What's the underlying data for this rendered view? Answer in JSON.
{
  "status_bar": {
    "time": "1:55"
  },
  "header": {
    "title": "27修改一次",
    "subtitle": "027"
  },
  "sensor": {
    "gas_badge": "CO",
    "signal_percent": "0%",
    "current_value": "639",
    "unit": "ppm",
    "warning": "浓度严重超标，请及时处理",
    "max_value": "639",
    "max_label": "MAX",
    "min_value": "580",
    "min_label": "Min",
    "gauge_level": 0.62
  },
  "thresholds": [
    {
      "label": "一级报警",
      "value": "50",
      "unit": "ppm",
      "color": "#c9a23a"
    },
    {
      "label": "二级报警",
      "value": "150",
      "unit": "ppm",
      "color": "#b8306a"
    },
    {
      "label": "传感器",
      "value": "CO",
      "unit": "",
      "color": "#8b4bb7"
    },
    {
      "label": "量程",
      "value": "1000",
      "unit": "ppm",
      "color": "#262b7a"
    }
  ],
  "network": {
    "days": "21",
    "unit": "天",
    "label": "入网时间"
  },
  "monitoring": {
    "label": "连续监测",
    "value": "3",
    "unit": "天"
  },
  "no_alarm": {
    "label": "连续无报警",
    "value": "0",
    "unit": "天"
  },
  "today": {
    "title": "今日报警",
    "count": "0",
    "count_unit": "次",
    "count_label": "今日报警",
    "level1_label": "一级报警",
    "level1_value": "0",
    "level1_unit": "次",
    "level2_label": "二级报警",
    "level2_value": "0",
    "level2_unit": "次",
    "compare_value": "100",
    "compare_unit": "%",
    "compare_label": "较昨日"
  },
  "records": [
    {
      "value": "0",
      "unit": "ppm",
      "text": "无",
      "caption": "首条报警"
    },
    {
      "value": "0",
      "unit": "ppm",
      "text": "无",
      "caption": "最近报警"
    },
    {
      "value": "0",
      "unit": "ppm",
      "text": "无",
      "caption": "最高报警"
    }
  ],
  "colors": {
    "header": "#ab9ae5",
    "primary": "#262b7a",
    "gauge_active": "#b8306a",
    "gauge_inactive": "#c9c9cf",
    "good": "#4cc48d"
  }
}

━━━━

TASK REQUIREMENTS: All of the entries must be quoted exactly; please include each one.

CORRECT RESULT:
What's the underlying data for this rendered view? Answer in JSON.
{
  "status_bar": {
    "time": "1:55"
  },
  "header": {
    "title": "27修改一次",
    "subtitle": "027"
  },
  "sensor": {
    "gas_badge": "CO",
    "signal_percent": "0%",
    "current_value": "639",
    "unit": "ppm",
    "warning": "浓度严重超标，请及时处理",
    "max_value": "639",
    "max_label": "MAX",
    "min_value": "580",
    "min_label": "Min",
    "gauge_level": 0.62
  },
  "thresholds": [
    {
      "label": "一级报警",
      "value": "50",
      "unit": "ppm",
      "color": "#c9a23a"
    },
    {
      "label": "二级报警",
      "value": "150",
      "unit": "ppm",
      "color": "#b8306a"
    },
    {
      "label": "传感器",
      "value": "CO",
      "unit": "",
      "color": "#8b4bb7"
    },
    {
      "label": "量程",
      "value": "1000",
      "unit": "ppm",
      "color": "#262b7a"
    }
  ],
  "network": {
    "days": "21",
    "unit": "天",
    "label": "入网时间"
  },
  "monitoring": {
    "label": "连续监测",
    "value": "3",
    "unit": "天"
  },
  "no_alarm": {
    "label": "连续无报警",
    "value": "0",
    "unit": "天"
  },
  "today": {
    "title": "今日报警",
    "count": "0",
    "count_unit": "次",
    "count_label": "今日报警",
    "level1_label": "一级报警",
    "level1_value": "0",
    "level1_unit": "次",
    "level2_label": "二级报警",
    "level2_value": "0",
    "level2_unit": "次",
    "compare_value": "100",
    "compare_unit": "%",
    "compare_label": "较昨日"
  },
  "records": [
    {
      "value": "0",
      "unit": "ppm",
      "text": "无",
      "caption": "首条报警"
    },
    {
      "value": "0",
      "unit": "ppm",
      "text": "无",
      "caption": "最近报警"
    },
    {
      "value": "0",
      "unit": "ppm",
      "text": "无",
      "caption": "最高报警"
    }
  ],
  "colors": {
    "header": "#ab9ae5",
    "primary": "#262b7a",
    "gauge_active": "#b8306a",
    "gauge_inactive": "#c9c9cf",
    "good": "#4cc48d"
  }
}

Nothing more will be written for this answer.